» Task objective
Every line that holds the string "Saturday" is to be identified and copied.

──────────────────────────────

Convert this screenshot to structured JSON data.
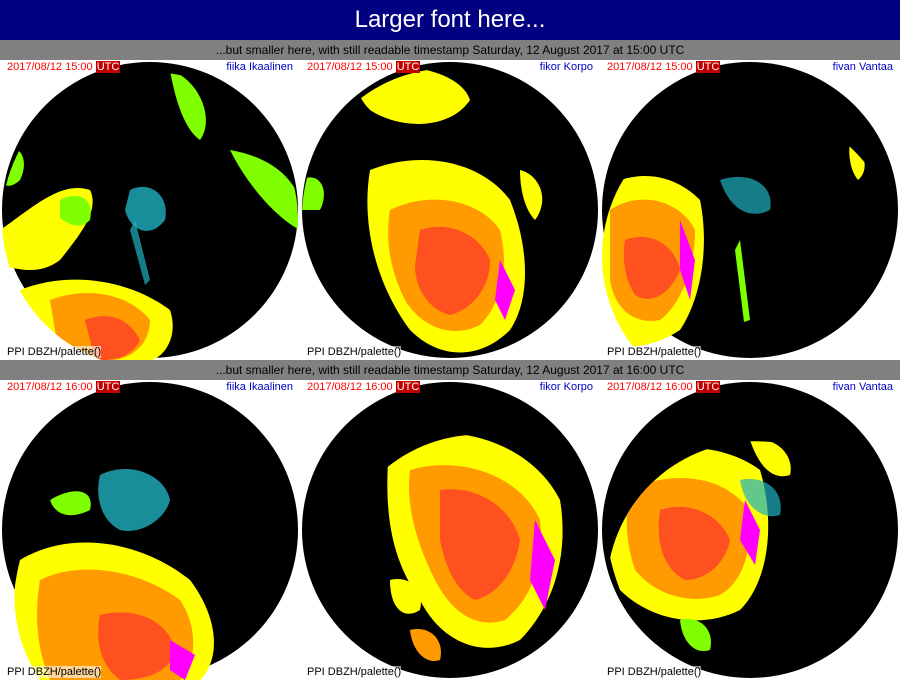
{
  "title": "Larger font here...",
  "rows": [
    {
      "subtitle": "...but smaller here, with still readable timestamp Saturday, 12 August 2017 at 15:00 UTC",
      "panels": [
        {
          "timestamp": "2017/08/12 15:00",
          "utc": "UTC",
          "site": "fiika Ikaalinen",
          "product": "PPI  DBZH/palette()"
        },
        {
          "timestamp": "2017/08/12 15:00",
          "utc": "UTC",
          "site": "fikor Korpo",
          "product": "PPI  DBZH/palette()"
        },
        {
          "timestamp": "2017/08/12 15:00",
          "utc": "UTC",
          "site": "fivan Vantaa",
          "product": "PPI  DBZH/palette()"
        }
      ]
    },
    {
      "subtitle": "...but smaller here, with still readable timestamp Saturday, 12 August 2017 at 16:00 UTC",
      "panels": [
        {
          "timestamp": "2017/08/12 16:00",
          "utc": "UTC",
          "site": "fiika Ikaalinen",
          "product": "PPI  DBZH/palette()"
        },
        {
          "timestamp": "2017/08/12 16:00",
          "utc": "UTC",
          "site": "fikor Korpo",
          "product": "PPI  DBZH/palette()"
        },
        {
          "timestamp": "2017/08/12 16:00",
          "utc": "UTC",
          "site": "fivan Vantaa",
          "product": "PPI  DBZH/palette()"
        }
      ]
    }
  ],
  "colors": {
    "title_bg": "#000080",
    "subtitle_bg": "#808080",
    "timestamp": "#ff0000",
    "site": "#0000c0",
    "radar_background": "#000000",
    "echo_light": "#7fff00",
    "echo_mid": "#ffff00",
    "echo_strong": "#ff6a00",
    "echo_heavy": "#ff3030",
    "echo_extreme": "#ff00ff",
    "clutter": "#20b0c0"
  }
}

──────────────────────────────

» Response to the task
      "subtitle": "...but smaller here, with still readable timestamp Saturday, 12 August 2017 at 15:00 UTC",
      "subtitle": "...but smaller here, with still readable timestamp Saturday, 12 August 2017 at 16:00 UTC",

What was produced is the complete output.